Leaving the pictures aside, transcribe every line below exactly.

Data rows
[start]
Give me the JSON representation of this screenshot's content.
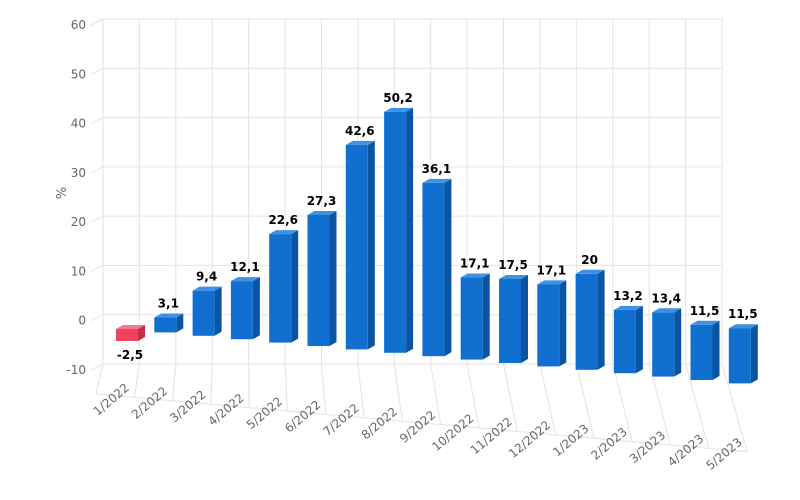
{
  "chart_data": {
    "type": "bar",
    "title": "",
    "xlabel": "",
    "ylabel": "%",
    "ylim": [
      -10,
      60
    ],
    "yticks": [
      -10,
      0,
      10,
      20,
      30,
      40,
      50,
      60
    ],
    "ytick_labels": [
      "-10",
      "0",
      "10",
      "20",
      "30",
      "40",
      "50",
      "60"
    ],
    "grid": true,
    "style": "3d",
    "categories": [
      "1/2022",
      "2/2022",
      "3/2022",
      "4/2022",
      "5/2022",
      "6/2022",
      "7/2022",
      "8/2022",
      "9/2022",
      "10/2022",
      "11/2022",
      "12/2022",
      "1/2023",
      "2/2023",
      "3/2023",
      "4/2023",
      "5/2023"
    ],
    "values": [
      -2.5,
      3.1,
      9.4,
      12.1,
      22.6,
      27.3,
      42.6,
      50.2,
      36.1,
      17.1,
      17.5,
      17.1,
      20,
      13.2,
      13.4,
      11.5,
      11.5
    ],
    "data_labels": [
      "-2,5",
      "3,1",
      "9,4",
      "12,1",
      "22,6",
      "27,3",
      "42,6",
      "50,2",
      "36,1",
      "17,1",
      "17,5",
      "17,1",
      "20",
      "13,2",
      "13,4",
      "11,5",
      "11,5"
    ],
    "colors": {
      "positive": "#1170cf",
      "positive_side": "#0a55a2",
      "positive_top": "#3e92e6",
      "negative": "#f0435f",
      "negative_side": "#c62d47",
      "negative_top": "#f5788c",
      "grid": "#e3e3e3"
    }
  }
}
[end]
Answer in full
Give me the JSON representation of this screenshot's content.
{
  "chart_data": {
    "type": "bar",
    "title": "",
    "xlabel": "",
    "ylabel": "%",
    "ylim": [
      -10,
      60
    ],
    "yticks": [
      -10,
      0,
      10,
      20,
      30,
      40,
      50,
      60
    ],
    "ytick_labels": [
      "-10",
      "0",
      "10",
      "20",
      "30",
      "40",
      "50",
      "60"
    ],
    "grid": true,
    "style": "3d",
    "categories": [
      "1/2022",
      "2/2022",
      "3/2022",
      "4/2022",
      "5/2022",
      "6/2022",
      "7/2022",
      "8/2022",
      "9/2022",
      "10/2022",
      "11/2022",
      "12/2022",
      "1/2023",
      "2/2023",
      "3/2023",
      "4/2023",
      "5/2023"
    ],
    "values": [
      -2.5,
      3.1,
      9.4,
      12.1,
      22.6,
      27.3,
      42.6,
      50.2,
      36.1,
      17.1,
      17.5,
      17.1,
      20,
      13.2,
      13.4,
      11.5,
      11.5
    ],
    "data_labels": [
      "-2,5",
      "3,1",
      "9,4",
      "12,1",
      "22,6",
      "27,3",
      "42,6",
      "50,2",
      "36,1",
      "17,1",
      "17,5",
      "17,1",
      "20",
      "13,2",
      "13,4",
      "11,5",
      "11,5"
    ],
    "colors": {
      "positive": "#1170cf",
      "positive_side": "#0a55a2",
      "positive_top": "#3e92e6",
      "negative": "#f0435f",
      "negative_side": "#c62d47",
      "negative_top": "#f5788c",
      "grid": "#e3e3e3"
    }
  }
}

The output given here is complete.